Written instruction:
Answer with nothing but the number of lines that include the word "icon".

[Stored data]
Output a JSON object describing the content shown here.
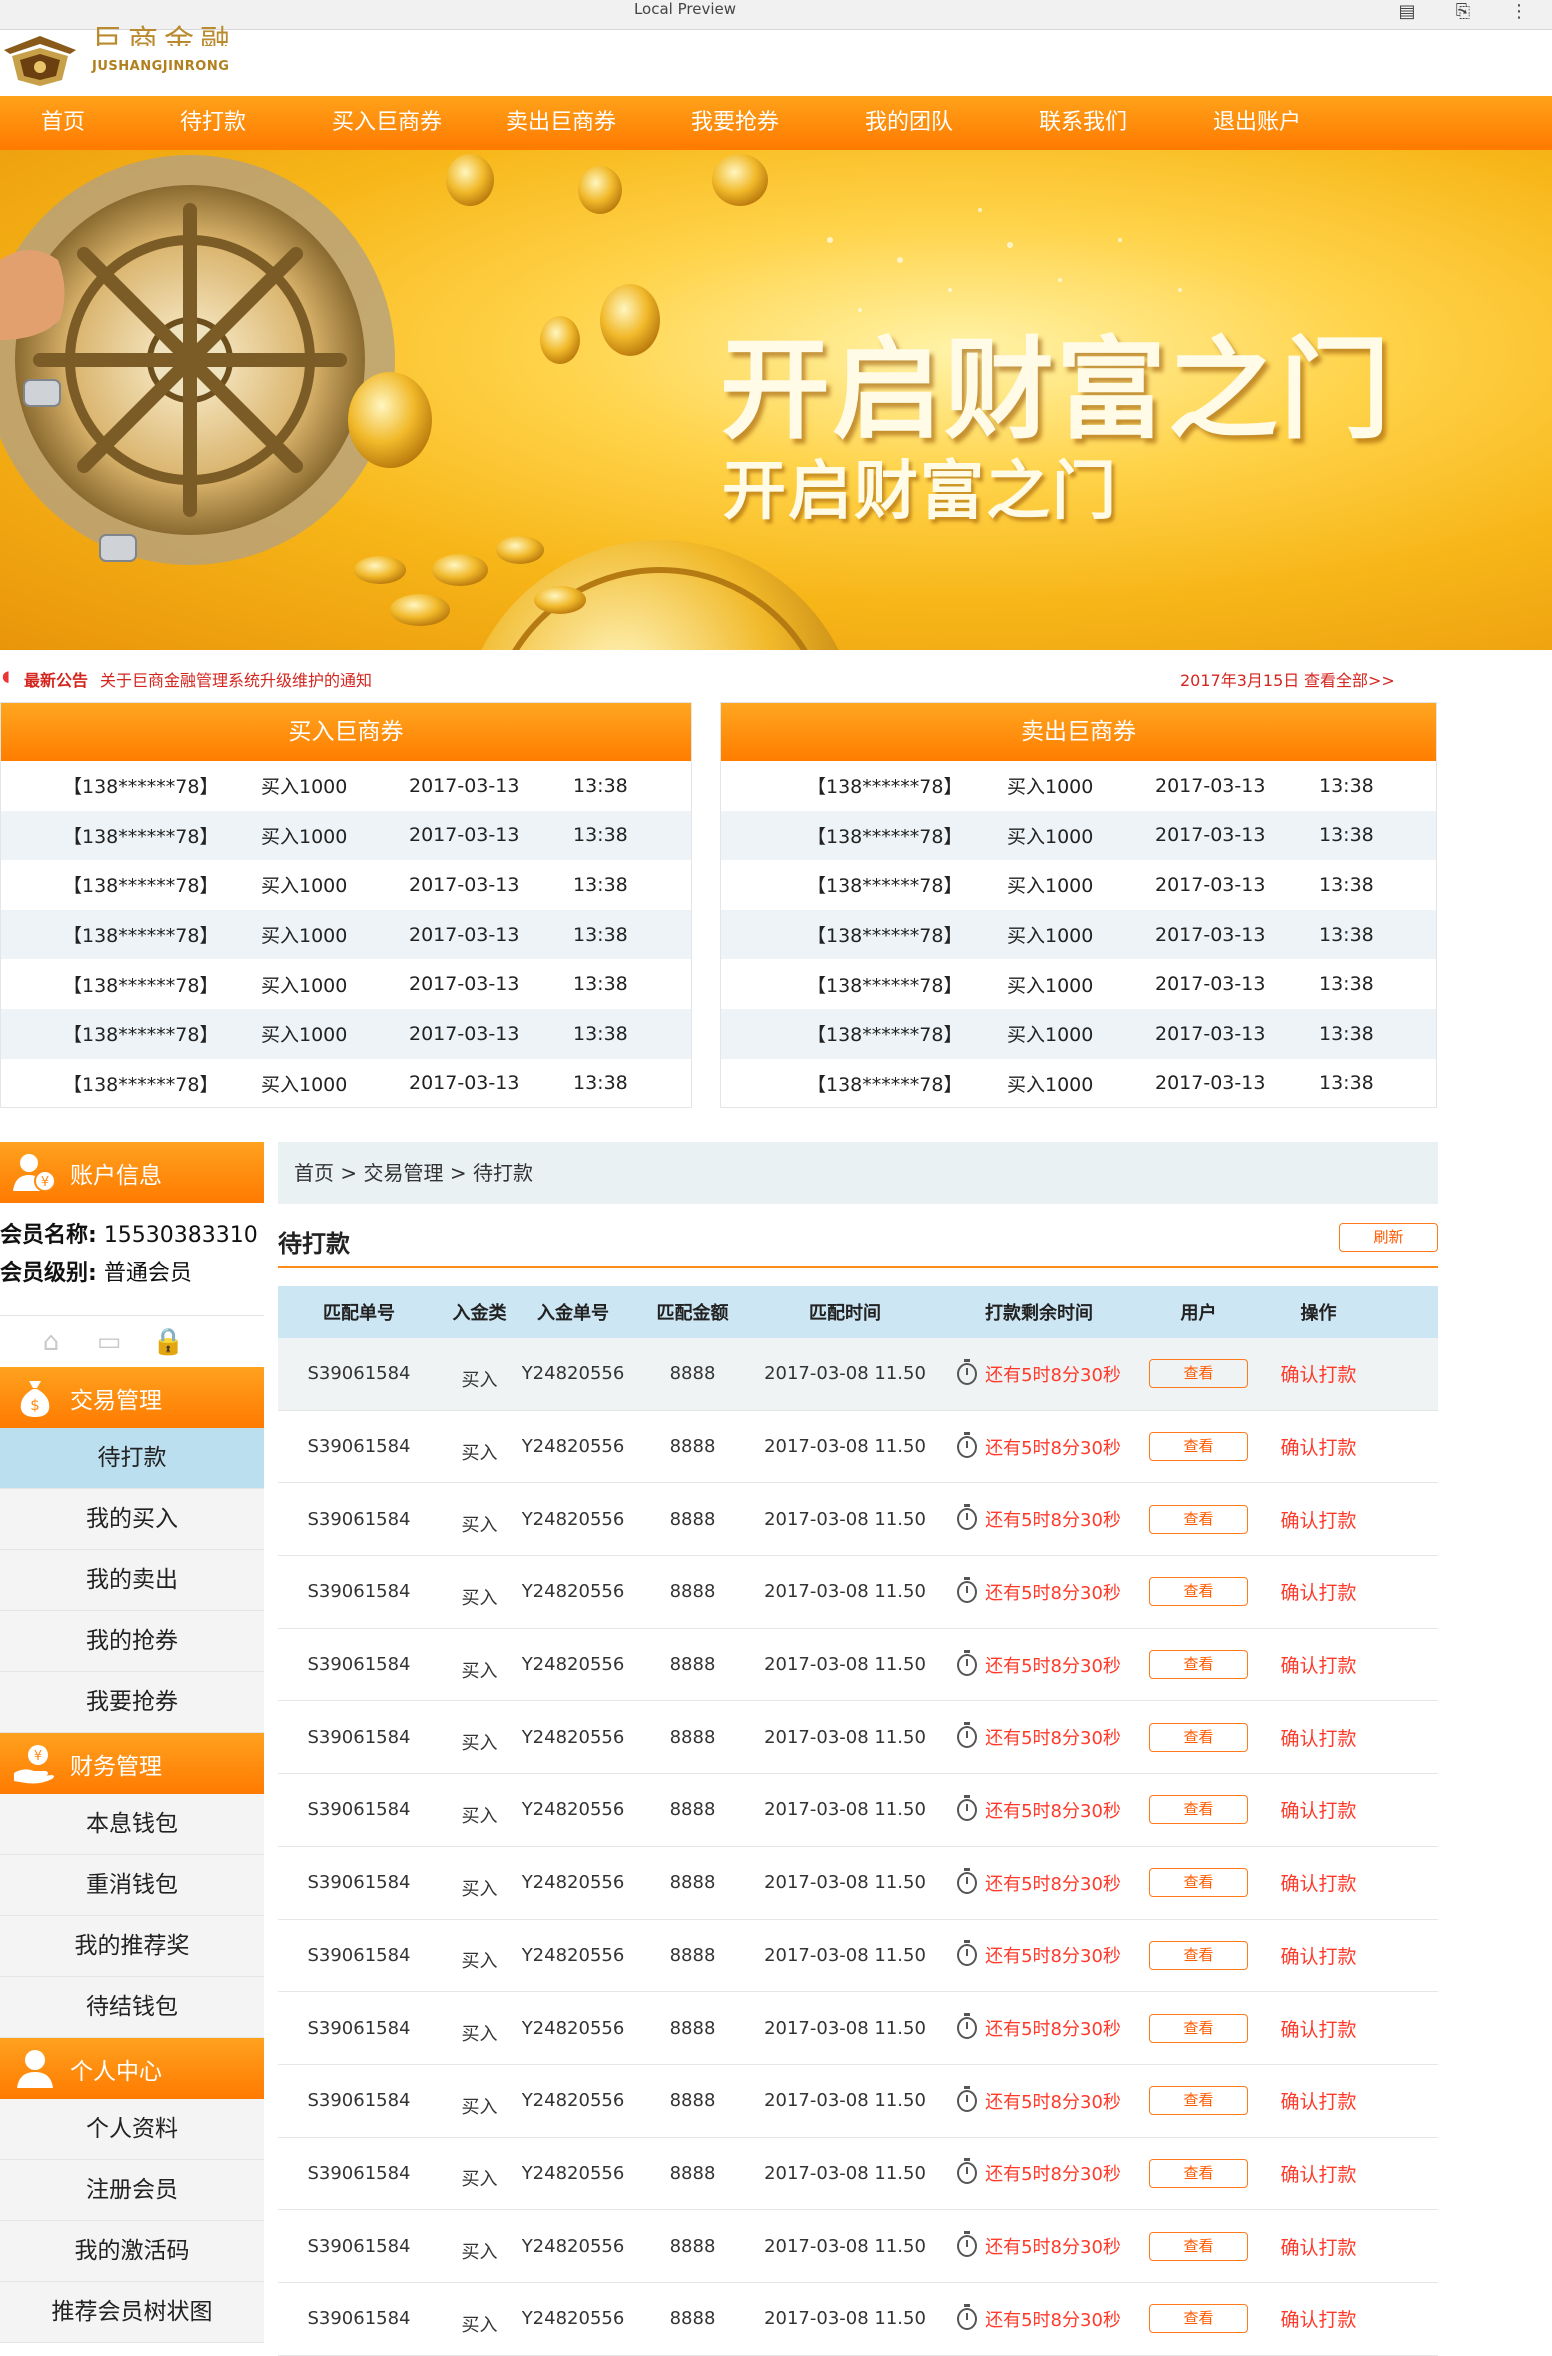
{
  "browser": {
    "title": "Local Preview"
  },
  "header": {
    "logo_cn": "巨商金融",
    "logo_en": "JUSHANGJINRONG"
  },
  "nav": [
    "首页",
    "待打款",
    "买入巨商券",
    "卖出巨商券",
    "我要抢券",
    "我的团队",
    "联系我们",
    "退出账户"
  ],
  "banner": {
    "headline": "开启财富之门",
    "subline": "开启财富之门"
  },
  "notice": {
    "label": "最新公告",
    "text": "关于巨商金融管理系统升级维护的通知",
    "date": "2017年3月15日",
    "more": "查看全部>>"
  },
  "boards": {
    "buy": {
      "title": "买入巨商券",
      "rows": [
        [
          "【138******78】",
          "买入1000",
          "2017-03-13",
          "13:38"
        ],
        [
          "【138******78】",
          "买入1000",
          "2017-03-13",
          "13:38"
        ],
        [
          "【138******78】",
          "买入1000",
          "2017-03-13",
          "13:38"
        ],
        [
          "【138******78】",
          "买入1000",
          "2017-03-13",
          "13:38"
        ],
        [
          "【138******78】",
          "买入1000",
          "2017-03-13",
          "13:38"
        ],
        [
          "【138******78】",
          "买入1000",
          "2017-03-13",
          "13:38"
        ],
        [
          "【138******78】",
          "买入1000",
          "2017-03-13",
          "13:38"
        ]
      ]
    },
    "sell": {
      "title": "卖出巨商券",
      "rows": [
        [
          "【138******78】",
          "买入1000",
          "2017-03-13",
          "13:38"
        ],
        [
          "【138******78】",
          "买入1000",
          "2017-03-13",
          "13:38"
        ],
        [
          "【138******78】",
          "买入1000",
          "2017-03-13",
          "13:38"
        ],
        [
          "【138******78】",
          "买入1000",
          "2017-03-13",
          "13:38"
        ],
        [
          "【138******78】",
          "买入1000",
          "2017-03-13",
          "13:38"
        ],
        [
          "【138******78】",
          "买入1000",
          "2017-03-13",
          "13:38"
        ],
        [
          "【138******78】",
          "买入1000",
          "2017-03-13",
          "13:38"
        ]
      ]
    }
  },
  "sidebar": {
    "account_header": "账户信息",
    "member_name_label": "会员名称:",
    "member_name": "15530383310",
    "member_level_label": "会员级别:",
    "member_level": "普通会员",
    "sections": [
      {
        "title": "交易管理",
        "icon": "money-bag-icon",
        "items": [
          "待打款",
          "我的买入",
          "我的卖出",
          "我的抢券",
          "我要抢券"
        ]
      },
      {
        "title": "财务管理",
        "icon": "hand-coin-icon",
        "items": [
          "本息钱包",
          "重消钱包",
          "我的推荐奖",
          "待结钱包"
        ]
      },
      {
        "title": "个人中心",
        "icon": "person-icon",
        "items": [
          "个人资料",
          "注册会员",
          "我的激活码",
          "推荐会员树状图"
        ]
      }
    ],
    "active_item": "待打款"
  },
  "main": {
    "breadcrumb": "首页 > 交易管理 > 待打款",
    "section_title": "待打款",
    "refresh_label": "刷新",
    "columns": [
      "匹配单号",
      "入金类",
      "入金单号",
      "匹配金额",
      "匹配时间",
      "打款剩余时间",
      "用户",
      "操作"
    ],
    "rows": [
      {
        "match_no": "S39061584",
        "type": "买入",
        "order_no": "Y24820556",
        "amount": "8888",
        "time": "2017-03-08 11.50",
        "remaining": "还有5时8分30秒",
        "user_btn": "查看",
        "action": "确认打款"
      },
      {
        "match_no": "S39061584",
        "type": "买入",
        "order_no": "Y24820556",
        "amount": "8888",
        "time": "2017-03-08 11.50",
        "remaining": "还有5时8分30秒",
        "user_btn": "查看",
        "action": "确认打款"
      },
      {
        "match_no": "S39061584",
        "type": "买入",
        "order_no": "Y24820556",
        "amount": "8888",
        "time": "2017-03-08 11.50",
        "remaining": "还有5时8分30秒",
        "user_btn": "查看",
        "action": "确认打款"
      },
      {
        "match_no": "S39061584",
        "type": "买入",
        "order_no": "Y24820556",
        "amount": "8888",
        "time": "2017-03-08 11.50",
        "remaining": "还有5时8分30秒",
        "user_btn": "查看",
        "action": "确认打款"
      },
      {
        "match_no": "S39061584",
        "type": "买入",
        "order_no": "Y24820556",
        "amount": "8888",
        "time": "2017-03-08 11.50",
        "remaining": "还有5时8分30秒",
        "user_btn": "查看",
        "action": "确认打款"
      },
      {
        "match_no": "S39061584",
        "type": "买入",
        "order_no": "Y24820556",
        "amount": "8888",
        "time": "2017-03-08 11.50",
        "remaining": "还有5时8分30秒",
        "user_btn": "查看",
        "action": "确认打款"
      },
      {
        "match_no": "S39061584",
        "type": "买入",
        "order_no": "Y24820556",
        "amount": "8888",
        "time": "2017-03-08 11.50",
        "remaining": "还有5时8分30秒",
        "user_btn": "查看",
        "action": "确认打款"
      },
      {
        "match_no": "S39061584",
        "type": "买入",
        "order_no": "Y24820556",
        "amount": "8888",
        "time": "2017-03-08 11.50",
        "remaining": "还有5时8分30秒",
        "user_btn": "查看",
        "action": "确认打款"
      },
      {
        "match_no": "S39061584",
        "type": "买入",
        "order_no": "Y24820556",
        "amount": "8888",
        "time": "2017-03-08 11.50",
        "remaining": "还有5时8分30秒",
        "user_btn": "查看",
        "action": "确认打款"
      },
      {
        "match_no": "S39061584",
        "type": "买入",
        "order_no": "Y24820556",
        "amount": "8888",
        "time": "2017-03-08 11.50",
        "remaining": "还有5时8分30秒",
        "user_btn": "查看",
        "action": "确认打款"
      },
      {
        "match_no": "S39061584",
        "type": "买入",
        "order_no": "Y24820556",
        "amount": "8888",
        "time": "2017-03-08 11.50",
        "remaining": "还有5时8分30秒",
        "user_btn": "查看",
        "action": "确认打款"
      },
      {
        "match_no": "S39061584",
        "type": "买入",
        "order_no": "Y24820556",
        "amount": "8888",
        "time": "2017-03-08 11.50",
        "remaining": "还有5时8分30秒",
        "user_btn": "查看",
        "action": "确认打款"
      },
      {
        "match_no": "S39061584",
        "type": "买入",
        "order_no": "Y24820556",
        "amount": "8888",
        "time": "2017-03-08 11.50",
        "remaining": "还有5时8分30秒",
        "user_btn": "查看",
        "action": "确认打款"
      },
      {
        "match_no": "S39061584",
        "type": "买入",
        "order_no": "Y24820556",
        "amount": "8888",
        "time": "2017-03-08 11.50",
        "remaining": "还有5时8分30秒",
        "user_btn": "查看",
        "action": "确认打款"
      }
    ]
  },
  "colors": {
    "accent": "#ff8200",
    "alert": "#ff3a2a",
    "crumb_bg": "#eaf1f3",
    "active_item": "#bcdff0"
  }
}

...

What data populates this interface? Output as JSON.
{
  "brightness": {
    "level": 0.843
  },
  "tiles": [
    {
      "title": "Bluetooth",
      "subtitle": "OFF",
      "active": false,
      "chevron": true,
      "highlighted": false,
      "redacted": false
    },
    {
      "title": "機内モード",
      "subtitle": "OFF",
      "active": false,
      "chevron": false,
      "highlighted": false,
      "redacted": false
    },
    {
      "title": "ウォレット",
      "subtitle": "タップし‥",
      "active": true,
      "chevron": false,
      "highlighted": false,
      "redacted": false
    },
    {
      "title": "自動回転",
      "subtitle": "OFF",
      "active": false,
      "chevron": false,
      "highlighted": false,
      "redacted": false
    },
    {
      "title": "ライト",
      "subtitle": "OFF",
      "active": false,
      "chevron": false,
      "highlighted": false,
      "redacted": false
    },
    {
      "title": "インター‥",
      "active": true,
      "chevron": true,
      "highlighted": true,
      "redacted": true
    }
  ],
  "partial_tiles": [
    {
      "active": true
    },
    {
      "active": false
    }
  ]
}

* * *

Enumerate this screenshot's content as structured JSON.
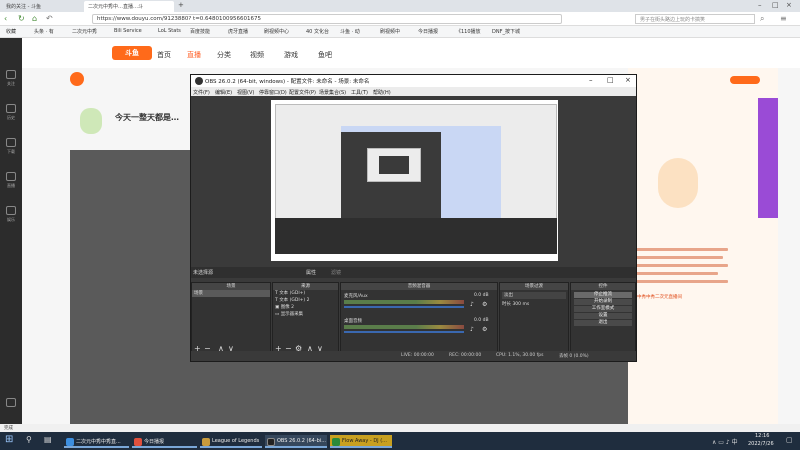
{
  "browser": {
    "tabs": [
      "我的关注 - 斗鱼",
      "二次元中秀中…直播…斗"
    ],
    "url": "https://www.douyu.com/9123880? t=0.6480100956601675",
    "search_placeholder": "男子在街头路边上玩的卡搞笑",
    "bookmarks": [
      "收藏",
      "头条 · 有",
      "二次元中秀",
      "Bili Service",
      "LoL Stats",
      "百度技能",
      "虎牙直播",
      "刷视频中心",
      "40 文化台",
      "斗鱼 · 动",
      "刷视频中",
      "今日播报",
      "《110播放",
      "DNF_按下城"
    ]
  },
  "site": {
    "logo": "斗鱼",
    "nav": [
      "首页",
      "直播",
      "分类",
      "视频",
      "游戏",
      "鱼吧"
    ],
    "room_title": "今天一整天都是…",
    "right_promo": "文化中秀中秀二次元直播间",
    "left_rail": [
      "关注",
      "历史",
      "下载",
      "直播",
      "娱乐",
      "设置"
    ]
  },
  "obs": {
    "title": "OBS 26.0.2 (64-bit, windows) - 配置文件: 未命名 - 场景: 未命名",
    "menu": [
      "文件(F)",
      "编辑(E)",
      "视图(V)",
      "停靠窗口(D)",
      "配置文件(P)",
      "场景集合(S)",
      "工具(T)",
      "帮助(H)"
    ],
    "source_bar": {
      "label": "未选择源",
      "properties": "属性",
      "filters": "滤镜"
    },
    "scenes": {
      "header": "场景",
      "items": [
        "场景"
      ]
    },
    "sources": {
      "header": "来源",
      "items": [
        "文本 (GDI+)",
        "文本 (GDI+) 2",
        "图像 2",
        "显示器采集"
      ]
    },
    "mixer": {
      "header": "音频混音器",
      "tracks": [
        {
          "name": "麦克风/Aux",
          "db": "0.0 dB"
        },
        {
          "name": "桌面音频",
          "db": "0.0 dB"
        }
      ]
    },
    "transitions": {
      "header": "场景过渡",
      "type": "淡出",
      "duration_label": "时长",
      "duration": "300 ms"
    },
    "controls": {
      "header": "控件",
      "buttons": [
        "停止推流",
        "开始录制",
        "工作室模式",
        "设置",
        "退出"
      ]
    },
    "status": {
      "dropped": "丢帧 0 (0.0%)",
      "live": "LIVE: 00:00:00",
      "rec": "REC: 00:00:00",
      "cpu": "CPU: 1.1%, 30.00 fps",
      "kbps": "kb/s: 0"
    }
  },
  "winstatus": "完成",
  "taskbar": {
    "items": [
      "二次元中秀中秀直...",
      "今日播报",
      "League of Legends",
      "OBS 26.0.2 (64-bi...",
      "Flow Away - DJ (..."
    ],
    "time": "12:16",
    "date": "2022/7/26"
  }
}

The solution:
3